:: Your objective ::
Wherever a line holds the string "обеспечение", copy that line.

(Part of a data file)

··········

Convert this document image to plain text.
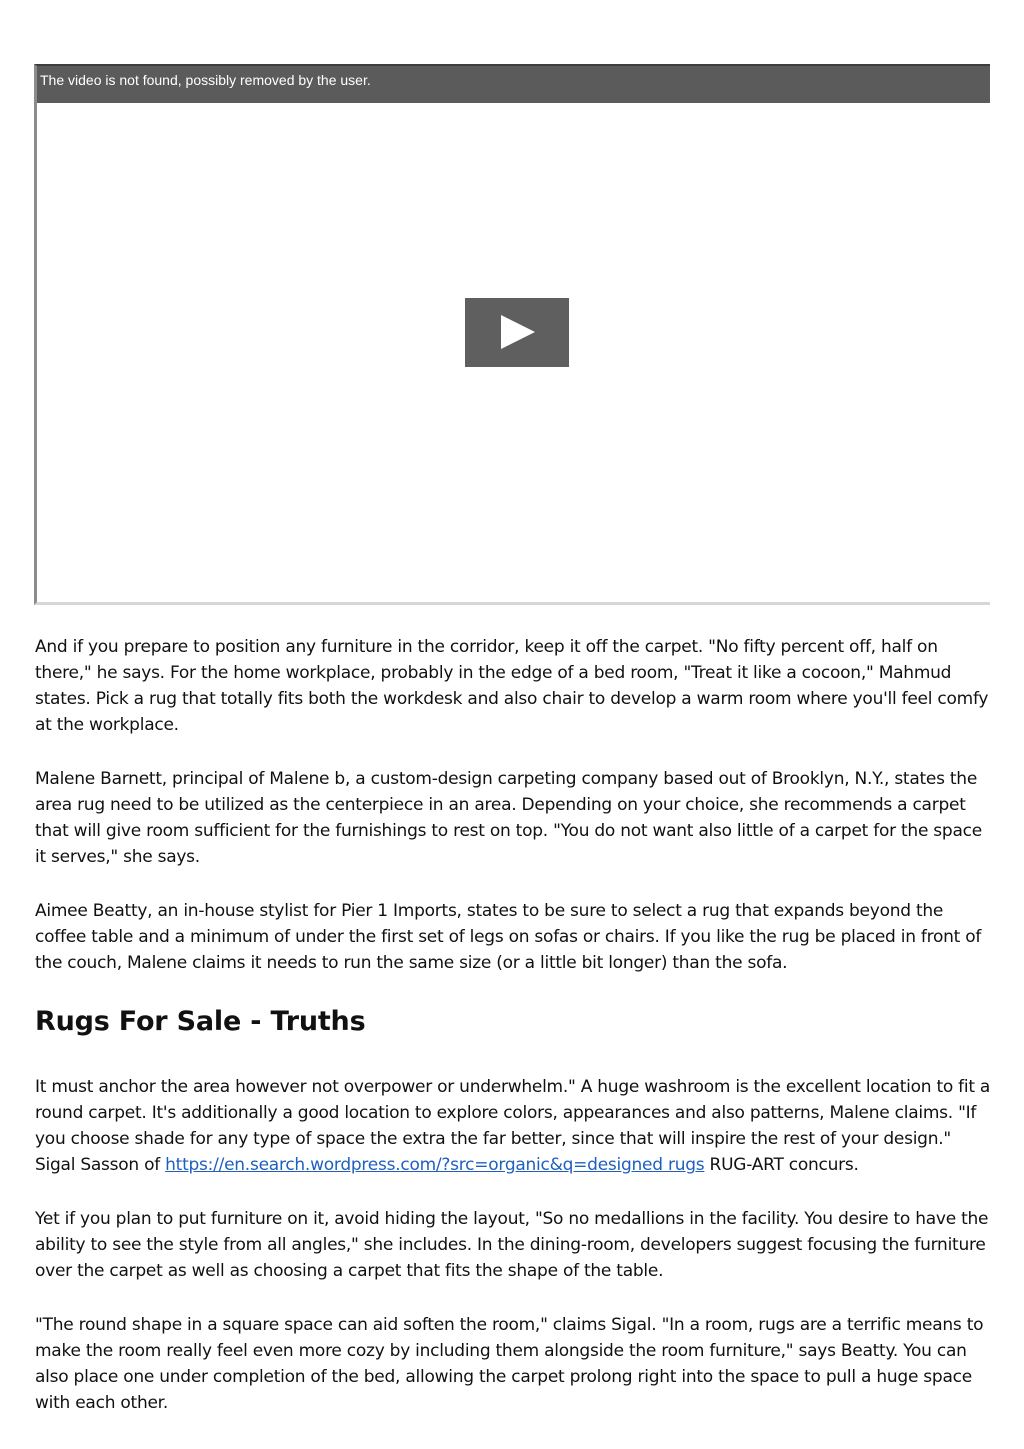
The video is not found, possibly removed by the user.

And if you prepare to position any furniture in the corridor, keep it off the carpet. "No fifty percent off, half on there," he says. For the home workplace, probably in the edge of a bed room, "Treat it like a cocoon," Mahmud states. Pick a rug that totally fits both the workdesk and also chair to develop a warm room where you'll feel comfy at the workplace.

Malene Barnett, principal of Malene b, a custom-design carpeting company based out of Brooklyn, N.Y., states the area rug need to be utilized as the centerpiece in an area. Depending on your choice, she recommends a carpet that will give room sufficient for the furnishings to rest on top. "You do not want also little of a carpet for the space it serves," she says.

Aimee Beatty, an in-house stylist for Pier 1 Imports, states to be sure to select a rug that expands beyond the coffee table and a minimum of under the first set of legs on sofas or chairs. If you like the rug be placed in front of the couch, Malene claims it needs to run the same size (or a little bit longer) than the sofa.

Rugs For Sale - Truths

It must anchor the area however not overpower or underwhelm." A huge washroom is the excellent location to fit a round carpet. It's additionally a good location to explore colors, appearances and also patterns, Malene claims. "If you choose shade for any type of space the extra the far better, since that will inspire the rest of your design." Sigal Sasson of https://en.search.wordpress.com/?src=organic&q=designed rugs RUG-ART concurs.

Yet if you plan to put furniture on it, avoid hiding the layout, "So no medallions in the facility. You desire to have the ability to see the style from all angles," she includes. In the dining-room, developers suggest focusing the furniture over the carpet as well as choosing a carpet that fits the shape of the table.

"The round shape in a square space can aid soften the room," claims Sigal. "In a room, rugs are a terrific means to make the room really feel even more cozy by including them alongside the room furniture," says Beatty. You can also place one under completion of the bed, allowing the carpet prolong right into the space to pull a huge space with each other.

··········

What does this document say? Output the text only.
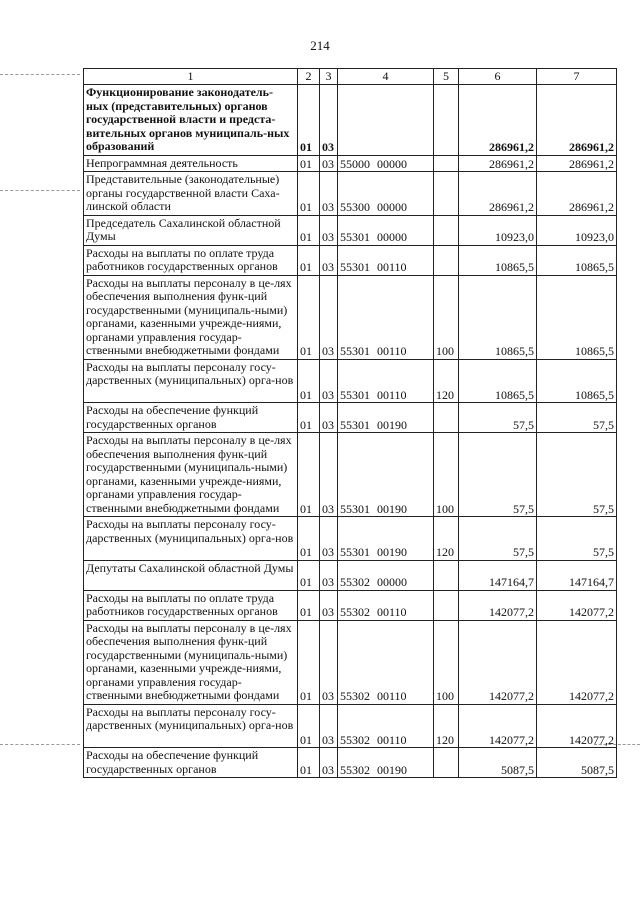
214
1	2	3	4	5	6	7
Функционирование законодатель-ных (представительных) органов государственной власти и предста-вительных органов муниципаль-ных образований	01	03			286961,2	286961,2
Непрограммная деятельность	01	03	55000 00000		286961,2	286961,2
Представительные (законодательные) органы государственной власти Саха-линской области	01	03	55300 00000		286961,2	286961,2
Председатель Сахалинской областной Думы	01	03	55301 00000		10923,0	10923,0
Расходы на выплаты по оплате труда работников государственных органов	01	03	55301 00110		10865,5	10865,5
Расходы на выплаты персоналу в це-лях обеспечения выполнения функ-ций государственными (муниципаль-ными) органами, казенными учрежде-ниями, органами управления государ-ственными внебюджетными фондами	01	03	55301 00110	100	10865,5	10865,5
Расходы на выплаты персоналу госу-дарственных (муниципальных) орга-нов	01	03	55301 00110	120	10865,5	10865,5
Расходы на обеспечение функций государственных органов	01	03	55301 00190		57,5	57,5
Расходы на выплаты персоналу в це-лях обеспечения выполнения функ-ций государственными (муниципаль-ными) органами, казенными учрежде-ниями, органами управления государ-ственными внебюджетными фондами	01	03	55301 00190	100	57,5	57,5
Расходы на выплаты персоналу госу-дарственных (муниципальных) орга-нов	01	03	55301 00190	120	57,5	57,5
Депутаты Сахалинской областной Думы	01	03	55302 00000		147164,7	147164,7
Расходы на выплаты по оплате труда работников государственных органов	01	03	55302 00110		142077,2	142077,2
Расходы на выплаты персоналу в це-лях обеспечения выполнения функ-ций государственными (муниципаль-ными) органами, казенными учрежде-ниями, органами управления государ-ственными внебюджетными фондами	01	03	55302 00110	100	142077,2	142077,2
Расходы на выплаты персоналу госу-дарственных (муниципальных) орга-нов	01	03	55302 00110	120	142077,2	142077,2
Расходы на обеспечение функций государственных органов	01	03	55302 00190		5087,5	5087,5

··········

:: Written solution ::
Расходы на обеспечение функций государственных органов	01	03	55301 00190		57,5	57,5
Расходы на обеспечение функций государственных органов	01	03	55302 00190		5087,5	5087,5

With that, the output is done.